---- Exercise material

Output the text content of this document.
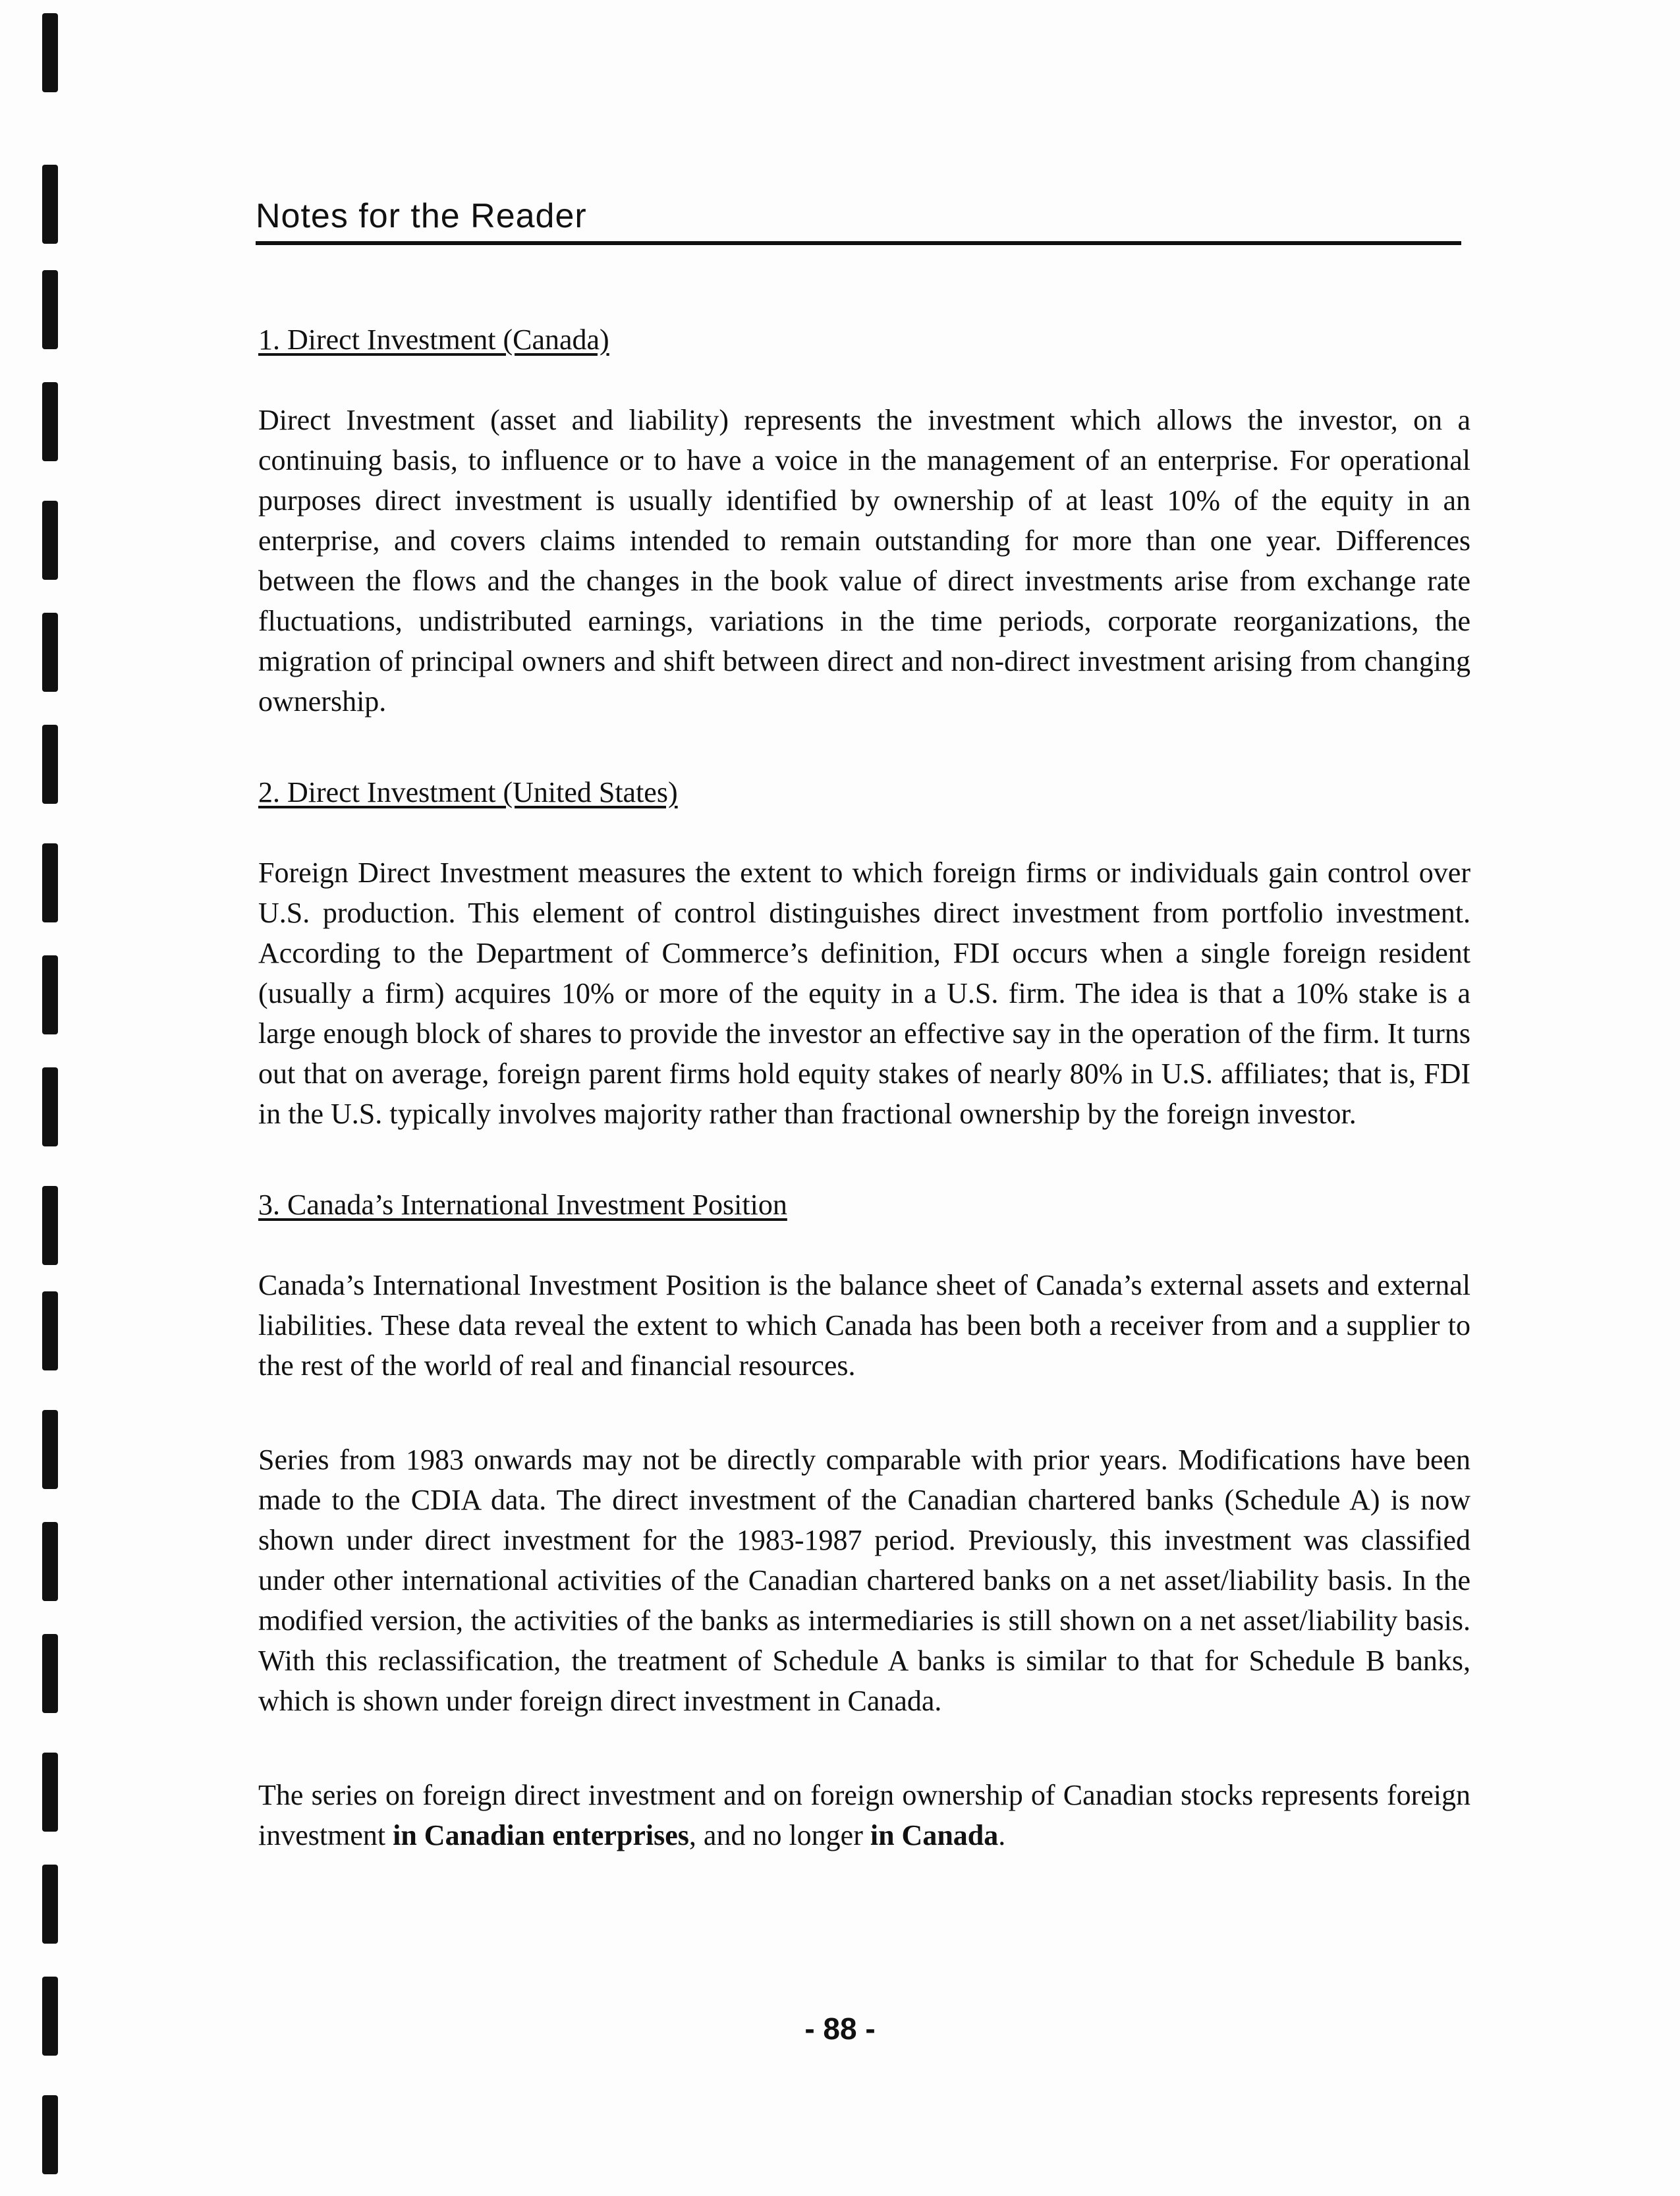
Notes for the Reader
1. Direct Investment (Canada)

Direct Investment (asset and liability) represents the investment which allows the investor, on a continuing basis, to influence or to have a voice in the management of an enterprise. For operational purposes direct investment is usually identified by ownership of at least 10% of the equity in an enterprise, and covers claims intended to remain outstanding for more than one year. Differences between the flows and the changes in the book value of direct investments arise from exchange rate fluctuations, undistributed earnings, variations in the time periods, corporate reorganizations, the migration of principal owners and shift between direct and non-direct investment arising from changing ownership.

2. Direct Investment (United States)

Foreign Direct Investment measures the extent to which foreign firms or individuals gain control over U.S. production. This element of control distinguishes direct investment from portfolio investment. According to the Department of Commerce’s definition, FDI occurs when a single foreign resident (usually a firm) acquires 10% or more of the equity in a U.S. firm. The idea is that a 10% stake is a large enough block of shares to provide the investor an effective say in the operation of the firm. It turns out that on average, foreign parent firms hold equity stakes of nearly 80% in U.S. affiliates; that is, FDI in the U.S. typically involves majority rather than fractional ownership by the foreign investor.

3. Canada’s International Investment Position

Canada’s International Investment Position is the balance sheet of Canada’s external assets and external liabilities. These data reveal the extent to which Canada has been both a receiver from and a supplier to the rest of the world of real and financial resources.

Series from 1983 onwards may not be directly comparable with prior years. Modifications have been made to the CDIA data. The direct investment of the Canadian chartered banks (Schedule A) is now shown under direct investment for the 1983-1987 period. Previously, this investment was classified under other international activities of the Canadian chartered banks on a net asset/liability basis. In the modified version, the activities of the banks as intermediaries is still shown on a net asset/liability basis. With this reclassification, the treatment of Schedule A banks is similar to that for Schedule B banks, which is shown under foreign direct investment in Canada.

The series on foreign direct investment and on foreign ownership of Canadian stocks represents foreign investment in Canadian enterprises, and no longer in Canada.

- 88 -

--------

▸ **The problem**:
Pull every line containing "Canadian" out of the records.

▸ **Exercise output**:
Series from 1983 onwards may not be directly comparable with prior years. Modifications have been made to the CDIA data. The direct investment of the Canadian chartered banks (Schedule A) is now shown under direct investment for the 1983-1987 period. Previously, this investment was classified under other international activities of the Canadian chartered banks on a net asset/liability basis. In the modified version, the activities of the banks as intermediaries is still shown on a net asset/liability basis. With this reclassification, the treatment of Schedule A banks is similar to that for Schedule B banks, which is shown under foreign direct investment in Canada.
The series on foreign direct investment and on foreign ownership of Canadian stocks represents foreign investment in Canadian enterprises, and no longer in Canada.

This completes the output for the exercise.